Description of the task:
Return every line of the data below exactly, but do not include the images.

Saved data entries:
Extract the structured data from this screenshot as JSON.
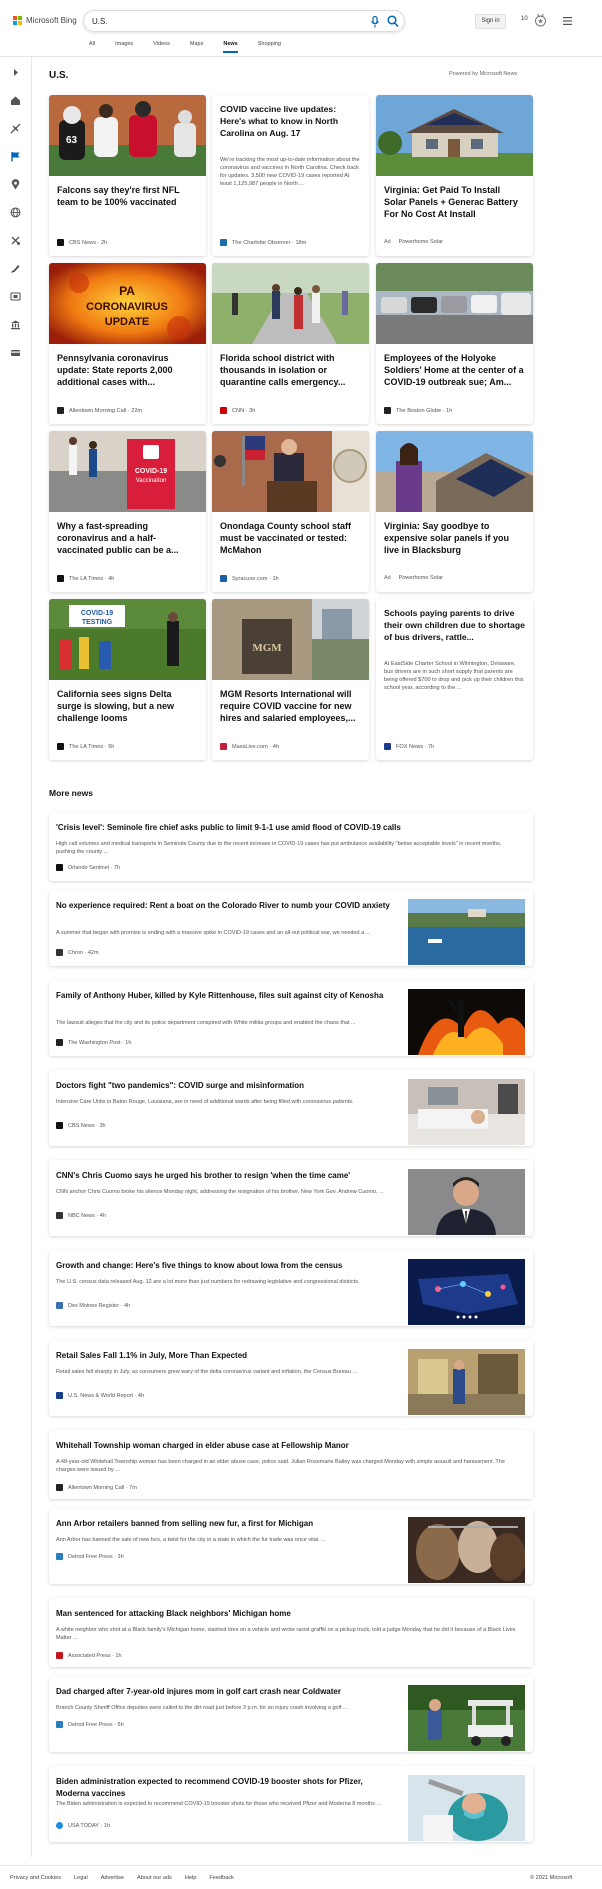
{
  "header": {
    "brand": "Microsoft Bing",
    "search_value": "U.S.",
    "sign_in": "Sign in",
    "rewards_count": "10",
    "tabs": [
      "All",
      "Images",
      "Videos",
      "Maps",
      "News",
      "Shopping"
    ],
    "active_tab": "News"
  },
  "sidebar": {
    "icons": [
      "expand-icon",
      "home-icon",
      "local-icon",
      "flag-icon",
      "location-icon",
      "globe-icon",
      "sports-icon",
      "science-tech-icon",
      "entertainment-icon",
      "politics-icon",
      "money-icon"
    ]
  },
  "main": {
    "title": "U.S.",
    "powered_by": "Powered by Microsoft News",
    "cards": [
      {
        "title": "Falcons say they're first NFL team to be 100% vaccinated",
        "source": "CBS News",
        "time": "2h",
        "fav_color": "#111111"
      },
      {
        "title": "COVID vaccine live updates: Here's what to know in North Carolina on Aug. 17",
        "snippet": "We're tracking the most up-to-date information about the coronavirus and vaccines in North Carolina. Check back for updates. 3,500 new COVID-19 cases reported At least 1,125,987 people in North ...",
        "source": "The Charlotte Observer",
        "time": "18m",
        "fav_color": "#1b6fa8"
      },
      {
        "title": "Virginia: Get Paid To Install Solar Panels + Generac Battery For No Cost At Install",
        "ad": "Ad",
        "source": "Powerhome Solar",
        "time": "",
        "fav_color": ""
      },
      {
        "title": "Pennsylvania coronavirus update: State reports 2,000 additional cases with...",
        "source": "Allentown Morning Call",
        "time": "22m",
        "fav_color": "#222222"
      },
      {
        "title": "Florida school district with thousands in isolation or quarantine calls emergency...",
        "source": "CNN",
        "time": "3h",
        "fav_color": "#cc0000"
      },
      {
        "title": "Employees of the Holyoke Soldiers' Home at the center of a COVID-19 outbreak sue; Am...",
        "source": "The Boston Globe",
        "time": "1h",
        "fav_color": "#222222"
      },
      {
        "title": "Why a fast-spreading coronavirus and a half-vaccinated public can be a...",
        "source": "The LA Times",
        "time": "4h",
        "fav_color": "#111111"
      },
      {
        "title": "Onondaga County school staff must be vaccinated or tested: McMahon",
        "source": "Syracuse.com",
        "time": "1h",
        "fav_color": "#1a5fa0"
      },
      {
        "title": "Virginia: Say goodbye to expensive solar panels if you live in Blacksburg",
        "ad": "Ad",
        "source": "Powerhome Solar",
        "time": "",
        "fav_color": ""
      },
      {
        "title": "California sees signs Delta surge is slowing, but a new challenge looms",
        "source": "The LA Times",
        "time": "5h",
        "fav_color": "#111111"
      },
      {
        "title": "MGM Resorts International will require COVID vaccine for new hires and salaried employees,...",
        "source": "MassLive.com",
        "time": "4h",
        "fav_color": "#c0203a"
      },
      {
        "title": "Schools paying parents to drive their own children due to shortage of bus drivers, rattle...",
        "snippet": "At EastSide Charter School in Wilmington, Delaware, bus drivers are in such short supply that parents are being offered $700 to drop and pick up their children this school year, according to the ...",
        "source": "FOX News",
        "time": "7h",
        "fav_color": "#1b3a8a"
      }
    ],
    "image_texts": {
      "pa_update": "PA CORONAVIRUS UPDATE",
      "covid_sign": "COVID-19 Vaccination",
      "covid_testing": "COVID-19 TESTING",
      "mgm": "MGM"
    }
  },
  "more": {
    "title": "More news",
    "items": [
      {
        "title": "'Crisis level': Seminole fire chief asks public to limit 9-1-1 use amid flood of COVID-19 calls",
        "snippet": "High call volumes and medical transports in Seminole County due to the recent increase in COVID-19 cases has put ambulance availability \"below acceptable levels\" in recent months, pushing the county ...",
        "source": "Orlando Sentinel",
        "time": "7h",
        "fav_color": "#111111"
      },
      {
        "title": "No experience required: Rent a boat on the Colorado River to numb your COVID anxiety",
        "snippet": "A summer that began with promise is ending with a massive spike in COVID-19 cases and an all-out political war, we needed a ...",
        "source": "Chron",
        "time": "42m",
        "fav_color": "#333333"
      },
      {
        "title": "Family of Anthony Huber, killed by Kyle Rittenhouse, files suit against city of Kenosha",
        "snippet": "The lawsuit alleges that the city and its police department conspired with White militia groups and enabled the chaos that ...",
        "source": "The Washington Post",
        "time": "1h",
        "fav_color": "#222222"
      },
      {
        "title": "Doctors fight \"two pandemics\": COVID surge and misinformation",
        "snippet": "Intensive Care Units in Baton Rouge, Louisiana, are in need of additional wards after being filled with coronavirus patients.",
        "source": "CBS News",
        "time": "3h",
        "fav_color": "#111111"
      },
      {
        "title": "CNN's Chris Cuomo says he urged his brother to resign 'when the time came'",
        "snippet": "CNN anchor Chris Cuomo broke his silence Monday night, addressing the resignation of his brother, New York Gov. Andrew Cuomo, ...",
        "source": "NBC News",
        "time": "4h",
        "fav_color": "#333333"
      },
      {
        "title": "Growth and change: Here's five things to know about Iowa from the census",
        "snippet": "The U.S. census data released Aug. 12 are a lot more than just numbers for redrawing legislative and congressional districts.",
        "source": "Des Moines Register",
        "time": "4h",
        "fav_color": "#3a6fb0"
      },
      {
        "title": "Retail Sales Fall 1.1% in July, More Than Expected",
        "snippet": "Retail sales fell sharply in July, as consumers grew wary of the delta coronavirus variant and inflation, the Census Bureau ...",
        "source": "U.S. News & World Report",
        "time": "4h",
        "fav_color": "#1a3f8f"
      },
      {
        "title": "Whitehall Township woman charged in elder abuse case at Fellowship Manor",
        "snippet": "A 48-year-old Whitehall Township woman has been charged in an elder abuse case, police said. Julian Rosemarie Bailey was charged Monday with simple assault and harassment. The charges were issued by ...",
        "source": "Allentown Morning Call",
        "time": "7m",
        "fav_color": "#222222"
      },
      {
        "title": "Ann Arbor retailers banned from selling new fur, a first for Michigan",
        "snippet": "Ann Arbor has banned the sale of new furs, a twist for the city in a state in which the fur trade was once vital. ...",
        "source": "Detroit Free Press",
        "time": "3h",
        "fav_color": "#2a7fc1"
      },
      {
        "title": "Man sentenced for attacking Black neighbors' Michigan home",
        "snippet": "A white neighbor who shot at a Black family's Michigan home, slashed tires on a vehicle and wrote racist graffiti on a pickup truck, told a judge Monday that he did it because of a Black Lives Matter ...",
        "source": "Associated Press",
        "time": "1h",
        "fav_color": "#c4161c"
      },
      {
        "title": "Dad charged after 7-year-old injures mom in golf cart crash near Coldwater",
        "snippet": "Branch County Sheriff Office deputies were called to the dirt road just before 3 p.m. for an injury crash involving a golf ...",
        "source": "Detroit Free Press",
        "time": "5h",
        "fav_color": "#2a7fc1"
      },
      {
        "title": "Biden administration expected to recommend COVID-19 booster shots for Pfizer, Moderna vaccines",
        "snippet": "The Biden administration is expected to recommend COVID-19 booster shots for those who received Pfizer and Moderna 8 months ...",
        "source": "USA TODAY",
        "time": "1h",
        "fav_color": "#1f8ad9"
      }
    ]
  },
  "footer": {
    "links": [
      "Privacy and Cookies",
      "Legal",
      "Advertise",
      "About our ads",
      "Help",
      "Feedback"
    ],
    "copyright": "© 2021 Microsoft"
  }
}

Task result:
Extract the structured data from this screenshot as JSON.
{
  "header": {
    "brand": "Microsoft Bing",
    "search_value": "U.S.",
    "sign_in": "Sign in",
    "rewards_count": "10",
    "tabs": [
      "All",
      "Images",
      "Videos",
      "Maps",
      "News",
      "Shopping"
    ],
    "active_tab": "News"
  },
  "sidebar": {
    "icons": [
      "expand-icon",
      "home-icon",
      "local-icon",
      "flag-icon",
      "location-icon",
      "globe-icon",
      "sports-icon",
      "science-tech-icon",
      "entertainment-icon",
      "politics-icon",
      "money-icon"
    ]
  },
  "main": {
    "title": "U.S.",
    "powered_by": "Powered by Microsoft News",
    "cards": [
      {
        "title": "Falcons say they're first NFL team to be 100% vaccinated",
        "source": "CBS News",
        "time": "2h",
        "fav_color": "#111111"
      },
      {
        "title": "COVID vaccine live updates: Here's what to know in North Carolina on Aug. 17",
        "snippet": "We're tracking the most up-to-date information about the coronavirus and vaccines in North Carolina. Check back for updates. 3,500 new COVID-19 cases reported At least 1,125,987 people in North ...",
        "source": "The Charlotte Observer",
        "time": "18m",
        "fav_color": "#1b6fa8"
      },
      {
        "title": "Virginia: Get Paid To Install Solar Panels + Generac Battery For No Cost At Install",
        "ad": "Ad",
        "source": "Powerhome Solar",
        "time": "",
        "fav_color": ""
      },
      {
        "title": "Pennsylvania coronavirus update: State reports 2,000 additional cases with...",
        "source": "Allentown Morning Call",
        "time": "22m",
        "fav_color": "#222222"
      },
      {
        "title": "Florida school district with thousands in isolation or quarantine calls emergency...",
        "source": "CNN",
        "time": "3h",
        "fav_color": "#cc0000"
      },
      {
        "title": "Employees of the Holyoke Soldiers' Home at the center of a COVID-19 outbreak sue; Am...",
        "source": "The Boston Globe",
        "time": "1h",
        "fav_color": "#222222"
      },
      {
        "title": "Why a fast-spreading coronavirus and a half-vaccinated public can be a...",
        "source": "The LA Times",
        "time": "4h",
        "fav_color": "#111111"
      },
      {
        "title": "Onondaga County school staff must be vaccinated or tested: McMahon",
        "source": "Syracuse.com",
        "time": "1h",
        "fav_color": "#1a5fa0"
      },
      {
        "title": "Virginia: Say goodbye to expensive solar panels if you live in Blacksburg",
        "ad": "Ad",
        "source": "Powerhome Solar",
        "time": "",
        "fav_color": ""
      },
      {
        "title": "California sees signs Delta surge is slowing, but a new challenge looms",
        "source": "The LA Times",
        "time": "5h",
        "fav_color": "#111111"
      },
      {
        "title": "MGM Resorts International will require COVID vaccine for new hires and salaried employees,...",
        "source": "MassLive.com",
        "time": "4h",
        "fav_color": "#c0203a"
      },
      {
        "title": "Schools paying parents to drive their own children due to shortage of bus drivers, rattle...",
        "snippet": "At EastSide Charter School in Wilmington, Delaware, bus drivers are in such short supply that parents are being offered $700 to drop and pick up their children this school year, according to the ...",
        "source": "FOX News",
        "time": "7h",
        "fav_color": "#1b3a8a"
      }
    ],
    "image_texts": {
      "pa_update": "PA CORONAVIRUS UPDATE",
      "covid_sign": "COVID-19 Vaccination",
      "covid_testing": "COVID-19 TESTING",
      "mgm": "MGM"
    }
  },
  "more": {
    "title": "More news",
    "items": [
      {
        "title": "'Crisis level': Seminole fire chief asks public to limit 9-1-1 use amid flood of COVID-19 calls",
        "snippet": "High call volumes and medical transports in Seminole County due to the recent increase in COVID-19 cases has put ambulance availability \"below acceptable levels\" in recent months, pushing the county ...",
        "source": "Orlando Sentinel",
        "time": "7h",
        "fav_color": "#111111"
      },
      {
        "title": "No experience required: Rent a boat on the Colorado River to numb your COVID anxiety",
        "snippet": "A summer that began with promise is ending with a massive spike in COVID-19 cases and an all-out political war, we needed a ...",
        "source": "Chron",
        "time": "42m",
        "fav_color": "#333333"
      },
      {
        "title": "Family of Anthony Huber, killed by Kyle Rittenhouse, files suit against city of Kenosha",
        "snippet": "The lawsuit alleges that the city and its police department conspired with White militia groups and enabled the chaos that ...",
        "source": "The Washington Post",
        "time": "1h",
        "fav_color": "#222222"
      },
      {
        "title": "Doctors fight \"two pandemics\": COVID surge and misinformation",
        "snippet": "Intensive Care Units in Baton Rouge, Louisiana, are in need of additional wards after being filled with coronavirus patients.",
        "source": "CBS News",
        "time": "3h",
        "fav_color": "#111111"
      },
      {
        "title": "CNN's Chris Cuomo says he urged his brother to resign 'when the time came'",
        "snippet": "CNN anchor Chris Cuomo broke his silence Monday night, addressing the resignation of his brother, New York Gov. Andrew Cuomo, ...",
        "source": "NBC News",
        "time": "4h",
        "fav_color": "#333333"
      },
      {
        "title": "Growth and change: Here's five things to know about Iowa from the census",
        "snippet": "The U.S. census data released Aug. 12 are a lot more than just numbers for redrawing legislative and congressional districts.",
        "source": "Des Moines Register",
        "time": "4h",
        "fav_color": "#3a6fb0"
      },
      {
        "title": "Retail Sales Fall 1.1% in July, More Than Expected",
        "snippet": "Retail sales fell sharply in July, as consumers grew wary of the delta coronavirus variant and inflation, the Census Bureau ...",
        "source": "U.S. News & World Report",
        "time": "4h",
        "fav_color": "#1a3f8f"
      },
      {
        "title": "Whitehall Township woman charged in elder abuse case at Fellowship Manor",
        "snippet": "A 48-year-old Whitehall Township woman has been charged in an elder abuse case, police said. Julian Rosemarie Bailey was charged Monday with simple assault and harassment. The charges were issued by ...",
        "source": "Allentown Morning Call",
        "time": "7m",
        "fav_color": "#222222"
      },
      {
        "title": "Ann Arbor retailers banned from selling new fur, a first for Michigan",
        "snippet": "Ann Arbor has banned the sale of new furs, a twist for the city in a state in which the fur trade was once vital. ...",
        "source": "Detroit Free Press",
        "time": "3h",
        "fav_color": "#2a7fc1"
      },
      {
        "title": "Man sentenced for attacking Black neighbors' Michigan home",
        "snippet": "A white neighbor who shot at a Black family's Michigan home, slashed tires on a vehicle and wrote racist graffiti on a pickup truck, told a judge Monday that he did it because of a Black Lives Matter ...",
        "source": "Associated Press",
        "time": "1h",
        "fav_color": "#c4161c"
      },
      {
        "title": "Dad charged after 7-year-old injures mom in golf cart crash near Coldwater",
        "snippet": "Branch County Sheriff Office deputies were called to the dirt road just before 3 p.m. for an injury crash involving a golf ...",
        "source": "Detroit Free Press",
        "time": "5h",
        "fav_color": "#2a7fc1"
      },
      {
        "title": "Biden administration expected to recommend COVID-19 booster shots for Pfizer, Moderna vaccines",
        "snippet": "The Biden administration is expected to recommend COVID-19 booster shots for those who received Pfizer and Moderna 8 months ...",
        "source": "USA TODAY",
        "time": "1h",
        "fav_color": "#1f8ad9"
      }
    ]
  },
  "footer": {
    "links": [
      "Privacy and Cookies",
      "Legal",
      "Advertise",
      "About our ads",
      "Help",
      "Feedback"
    ],
    "copyright": "© 2021 Microsoft"
  }
}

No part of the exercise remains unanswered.